Start of Data for this task
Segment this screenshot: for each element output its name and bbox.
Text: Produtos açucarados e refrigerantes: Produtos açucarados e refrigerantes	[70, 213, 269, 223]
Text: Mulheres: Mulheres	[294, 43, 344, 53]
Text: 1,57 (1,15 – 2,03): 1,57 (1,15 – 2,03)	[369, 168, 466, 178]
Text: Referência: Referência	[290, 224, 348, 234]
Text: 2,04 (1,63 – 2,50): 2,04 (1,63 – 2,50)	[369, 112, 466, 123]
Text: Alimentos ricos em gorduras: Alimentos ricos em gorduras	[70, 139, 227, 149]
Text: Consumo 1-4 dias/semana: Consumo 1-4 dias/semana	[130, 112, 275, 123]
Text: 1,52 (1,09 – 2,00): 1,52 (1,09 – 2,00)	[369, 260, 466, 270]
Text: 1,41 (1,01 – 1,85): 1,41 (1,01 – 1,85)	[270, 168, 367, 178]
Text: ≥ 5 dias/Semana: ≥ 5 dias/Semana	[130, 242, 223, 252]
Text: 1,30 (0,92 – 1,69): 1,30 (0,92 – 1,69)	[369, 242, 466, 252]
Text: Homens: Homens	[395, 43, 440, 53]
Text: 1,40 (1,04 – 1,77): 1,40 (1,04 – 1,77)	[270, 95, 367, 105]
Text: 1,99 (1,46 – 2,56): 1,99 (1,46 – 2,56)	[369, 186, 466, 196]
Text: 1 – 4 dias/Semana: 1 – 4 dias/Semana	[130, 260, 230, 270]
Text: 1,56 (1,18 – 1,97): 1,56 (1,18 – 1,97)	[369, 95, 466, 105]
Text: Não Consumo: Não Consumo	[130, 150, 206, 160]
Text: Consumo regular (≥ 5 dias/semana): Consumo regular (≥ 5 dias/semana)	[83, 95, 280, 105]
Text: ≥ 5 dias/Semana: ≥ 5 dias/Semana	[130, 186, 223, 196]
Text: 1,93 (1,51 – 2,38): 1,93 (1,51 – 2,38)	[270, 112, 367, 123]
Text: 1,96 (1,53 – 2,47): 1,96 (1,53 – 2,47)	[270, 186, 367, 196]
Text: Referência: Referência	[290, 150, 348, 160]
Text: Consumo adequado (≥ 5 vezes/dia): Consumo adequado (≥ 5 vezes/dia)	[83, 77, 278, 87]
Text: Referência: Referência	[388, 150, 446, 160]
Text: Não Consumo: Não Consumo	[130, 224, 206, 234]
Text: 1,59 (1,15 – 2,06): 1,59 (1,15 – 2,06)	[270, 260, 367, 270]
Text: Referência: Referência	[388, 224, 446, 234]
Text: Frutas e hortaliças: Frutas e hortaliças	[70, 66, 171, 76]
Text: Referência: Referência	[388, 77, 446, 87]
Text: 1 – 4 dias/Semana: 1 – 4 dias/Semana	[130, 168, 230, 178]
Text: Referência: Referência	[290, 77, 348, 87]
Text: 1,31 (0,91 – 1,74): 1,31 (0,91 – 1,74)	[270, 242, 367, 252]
End of Data for this task
Start of Data for this task
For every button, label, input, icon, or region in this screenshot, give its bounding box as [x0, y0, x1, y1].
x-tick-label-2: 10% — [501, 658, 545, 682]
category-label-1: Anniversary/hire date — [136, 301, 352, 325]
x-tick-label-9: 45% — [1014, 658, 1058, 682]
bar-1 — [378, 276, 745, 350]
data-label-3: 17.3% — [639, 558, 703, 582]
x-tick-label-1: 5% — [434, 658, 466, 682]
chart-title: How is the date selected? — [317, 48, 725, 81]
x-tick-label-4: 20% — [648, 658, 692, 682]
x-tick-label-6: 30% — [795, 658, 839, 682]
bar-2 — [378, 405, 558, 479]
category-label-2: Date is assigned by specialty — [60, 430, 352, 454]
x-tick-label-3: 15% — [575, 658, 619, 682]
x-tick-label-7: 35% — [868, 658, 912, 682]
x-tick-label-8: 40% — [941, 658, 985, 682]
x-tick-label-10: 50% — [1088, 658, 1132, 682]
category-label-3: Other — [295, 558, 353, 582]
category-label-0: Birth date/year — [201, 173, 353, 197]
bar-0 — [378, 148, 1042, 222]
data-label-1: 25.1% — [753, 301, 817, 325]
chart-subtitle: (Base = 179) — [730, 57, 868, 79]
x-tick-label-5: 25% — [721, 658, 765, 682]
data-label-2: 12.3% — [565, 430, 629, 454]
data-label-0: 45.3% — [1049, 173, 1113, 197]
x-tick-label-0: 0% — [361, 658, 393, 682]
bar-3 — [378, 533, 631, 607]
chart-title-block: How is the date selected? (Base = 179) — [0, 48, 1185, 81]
End of Data for this task
Your objective | Retype the entries above without any changes, starting with the line that contains "For every button, label, input, icon, or" and ending with the line that contains "bar-2 — [378, 405, 558, 479]", and include both of those lines.

Finished task |
For every button, label, input, icon, or region in this screenshot, give its bounding box as [x0, y0, x1, y1].
x-tick-label-2: 10% — [501, 658, 545, 682]
category-label-1: Anniversary/hire date — [136, 301, 352, 325]
x-tick-label-9: 45% — [1014, 658, 1058, 682]
bar-1 — [378, 276, 745, 350]
data-label-3: 17.3% — [639, 558, 703, 582]
x-tick-label-1: 5% — [434, 658, 466, 682]
chart-title: How is the date selected? — [317, 48, 725, 81]
x-tick-label-4: 20% — [648, 658, 692, 682]
x-tick-label-6: 30% — [795, 658, 839, 682]
bar-2 — [378, 405, 558, 479]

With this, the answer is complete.